══ Entries provided

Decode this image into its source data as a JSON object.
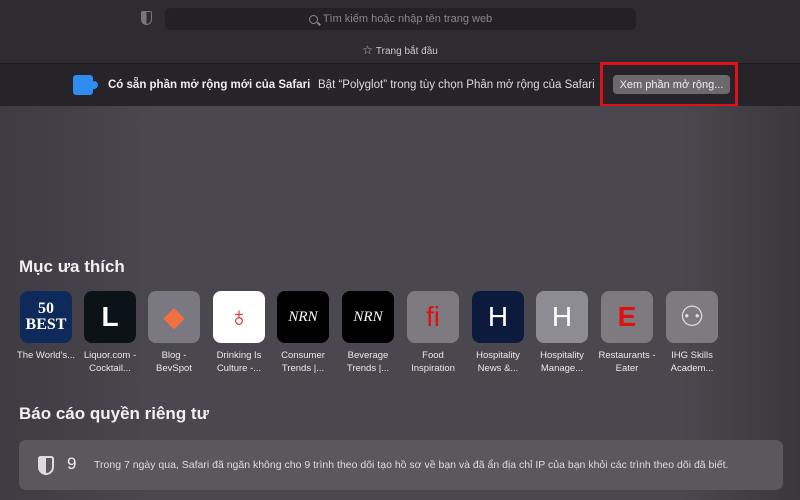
{
  "toolbar": {
    "search_placeholder": "Tìm kiếm hoặc nhập tên trang web",
    "favorites_bar_item": "Trang bắt đầu"
  },
  "banner": {
    "title": "Có sẵn phần mở rộng mới của Safari",
    "message": "Bật “Polyglot” trong tùy chọn Phần mở rộng của Safari",
    "button": "Xem phần mở rộng..."
  },
  "favorites": {
    "heading": "Mục ưa thích",
    "items": [
      {
        "label": "The World's...",
        "glyph": "50\nBEST",
        "bg": "#0e2a5a",
        "fg": "#ffffff"
      },
      {
        "label": "Liquor.com - Cocktail...",
        "glyph": "L",
        "bg": "#0b1218",
        "fg": "#ffffff"
      },
      {
        "label": "Blog - BevSpot",
        "glyph": "◆",
        "bg": "#7a7880",
        "fg": "#f07040"
      },
      {
        "label": "Drinking Is Culture -...",
        "glyph": "♁",
        "bg": "#ffffff",
        "fg": "#d8282e"
      },
      {
        "label": "Consumer Trends |...",
        "glyph": "NRN",
        "bg": "#000000",
        "fg": "#ffffff"
      },
      {
        "label": "Beverage Trends |...",
        "glyph": "NRN",
        "bg": "#000000",
        "fg": "#ffffff"
      },
      {
        "label": "Food Inspiration",
        "glyph": "fi",
        "bg": "#7d7b80",
        "fg": "#e01010"
      },
      {
        "label": "Hospitality News &...",
        "glyph": "H",
        "bg": "#0c1a3e",
        "fg": "#ffffff"
      },
      {
        "label": "Hospitality Manage...",
        "glyph": "H",
        "bg": "#8d8b93",
        "fg": "#ffffff"
      },
      {
        "label": "Restaurants - Eater",
        "glyph": "E",
        "bg": "#7d7b80",
        "fg": "#e01010"
      },
      {
        "label": "IHG Skills Academ...",
        "glyph": "⚇",
        "bg": "#7d7b80",
        "fg": "#e0e0e0"
      }
    ]
  },
  "privacy": {
    "heading": "Báo cáo quyền riêng tư",
    "count": "9",
    "text": "Trong 7 ngày qua, Safari đã ngăn không cho 9 trình theo dõi tạo hồ sơ về bạn và đã ẩn địa chỉ IP của bạn khỏi các trình theo dõi đã biết."
  }
}
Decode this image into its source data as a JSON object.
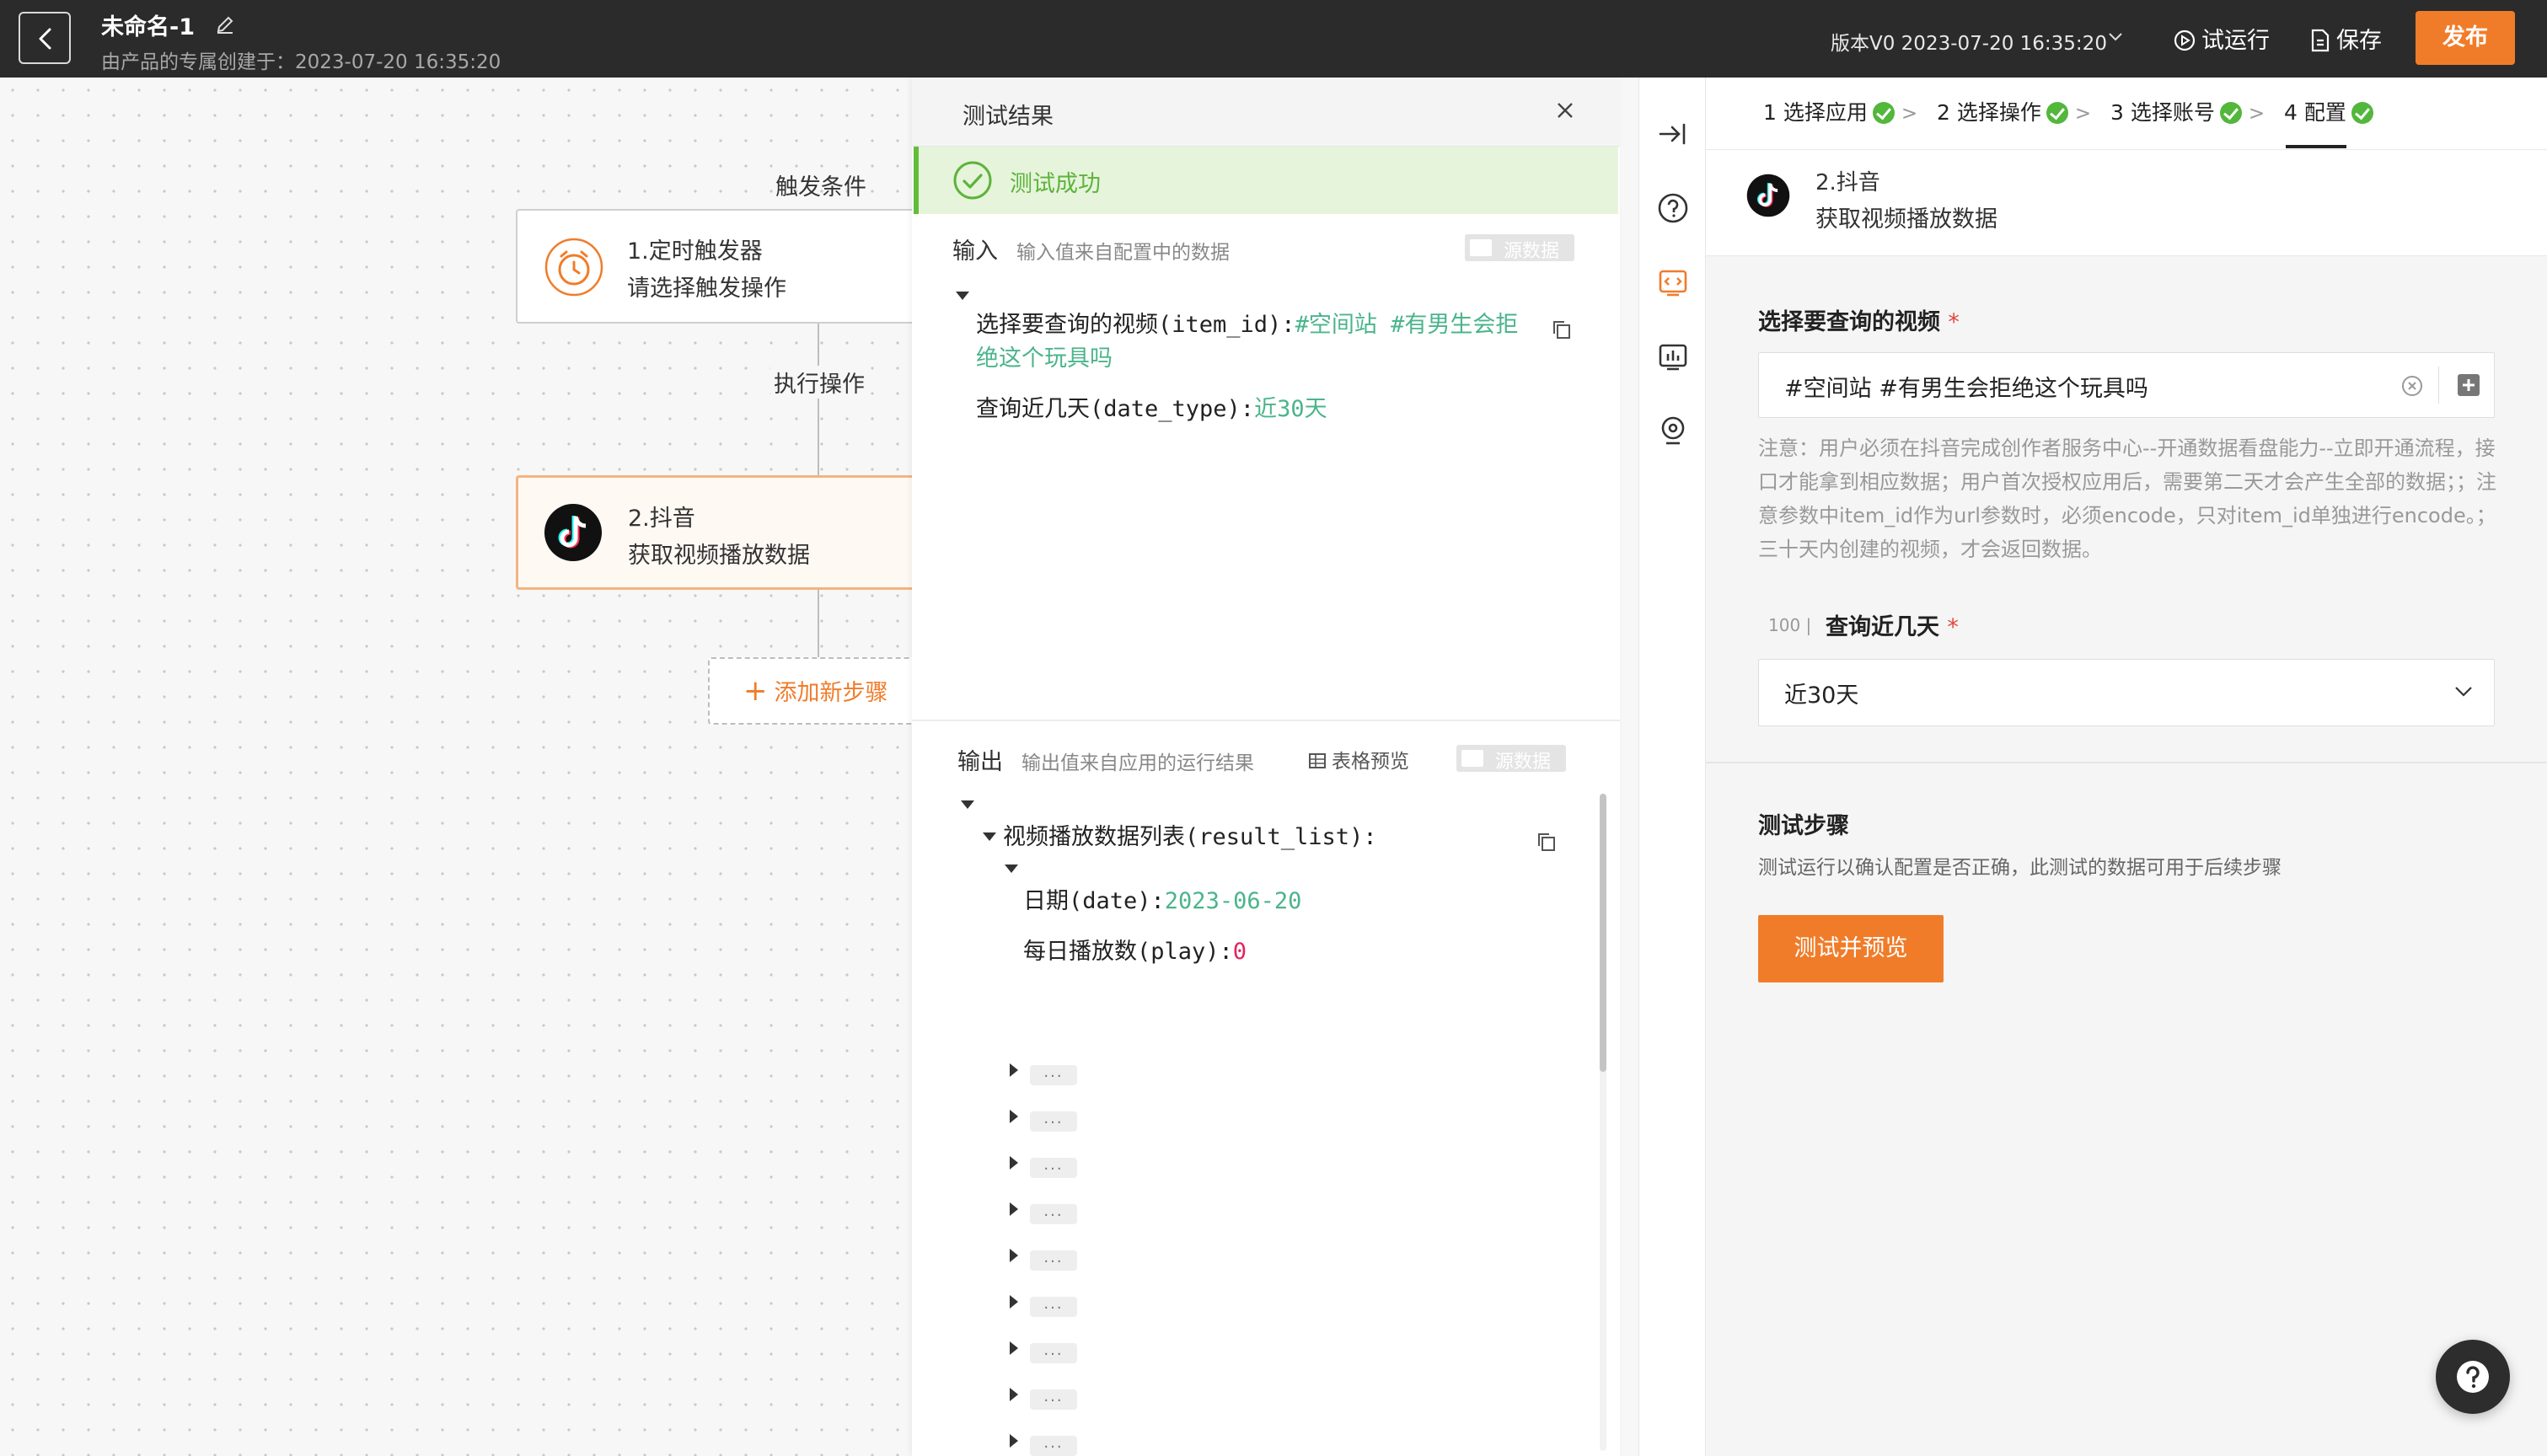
{
  "topbar": {
    "title": "未命名-1",
    "subtitle": "由产品的专属创建于：2023-07-20 16:35:20",
    "version": "版本V0 2023-07-20 16:35:20",
    "run_label": "试运行",
    "save_label": "保存",
    "publish_label": "发布"
  },
  "flow": {
    "trigger_label": "触发条件",
    "action_label": "执行操作",
    "node1_title": "1.定时触发器",
    "node1_desc": "请选择触发操作",
    "node2_title": "2.抖音",
    "node2_desc": "获取视频播放数据",
    "add_step_label": "添加新步骤",
    "add_step_plus": "+"
  },
  "result": {
    "title": "测试结果",
    "success": "测试成功",
    "input_title": "输入",
    "input_hint": "输入值来自配置中的数据",
    "raw_toggle": "源数据",
    "input_items": [
      {
        "key": "选择要查询的视频(item_id):",
        "value_line1": "#空间站 #有男生会拒",
        "value_line2": "绝这个玩具吗"
      },
      {
        "key": "查询近几天(date_type):",
        "value": "近30天"
      }
    ],
    "output_title": "输出",
    "output_hint": "输出值来自应用的运行结果",
    "table_preview": "表格预览",
    "output_list_key": "视频播放数据列表(result_list):",
    "output_items": [
      {
        "key": "日期(date):",
        "value": "2023-06-20"
      },
      {
        "key": "每日播放数(play):",
        "value": "0"
      }
    ],
    "collapsed_label": "..."
  },
  "config": {
    "steps": [
      {
        "label": "1 选择应用"
      },
      {
        "label": "2 选择操作"
      },
      {
        "label": "3 选择账号"
      },
      {
        "label": "4 配置"
      }
    ],
    "app_name": "2.抖音",
    "app_action": "获取视频播放数据",
    "video_label": "选择要查询的视频",
    "video_value": "#空间站 #有男生会拒绝这个玩具吗",
    "note": "注意：用户必须在抖音完成创作者服务中心--开通数据看盘能力--立即开通流程，接口才能拿到相应数据；用户首次授权应用后，需要第二天才会产生全部的数据；；注意参数中item_id作为url参数时，必须encode，只对item_id单独进行encode。；三十天内创建的视频，才会返回数据。",
    "days_badge": "100 |",
    "days_label": "查询近几天",
    "days_value": "近30天",
    "required_mark": "*",
    "test_title": "测试步骤",
    "test_desc": "测试运行以确认配置是否正确，此测试的数据可用于后续步骤",
    "test_button": "测试并预览"
  },
  "colors": {
    "accent": "#f07c2a",
    "success": "#52b73b",
    "topbar": "#2b2b2b",
    "value_green": "#4bb48c"
  }
}
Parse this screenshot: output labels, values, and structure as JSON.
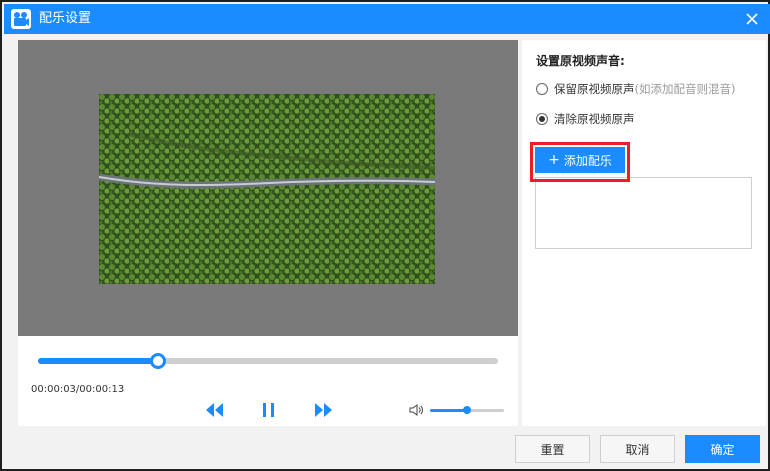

════

» Instructions to follow:
Show each line of the data that contains the string "Safari".

» Response to this exercise:
    "title": "Có sẵn phần mở rộng mới của Safari",
    "message": "Bật “Polyglot” trong tùy chọn Phần mở rộng của Safari",
    "text": "Trong 7 ngày qua, Safari đã ngăn không cho 9 trình theo dõi tạo hồ sơ về bạn và đã ẩn địa chỉ IP của bạn khỏi các trình theo dõi đã biết."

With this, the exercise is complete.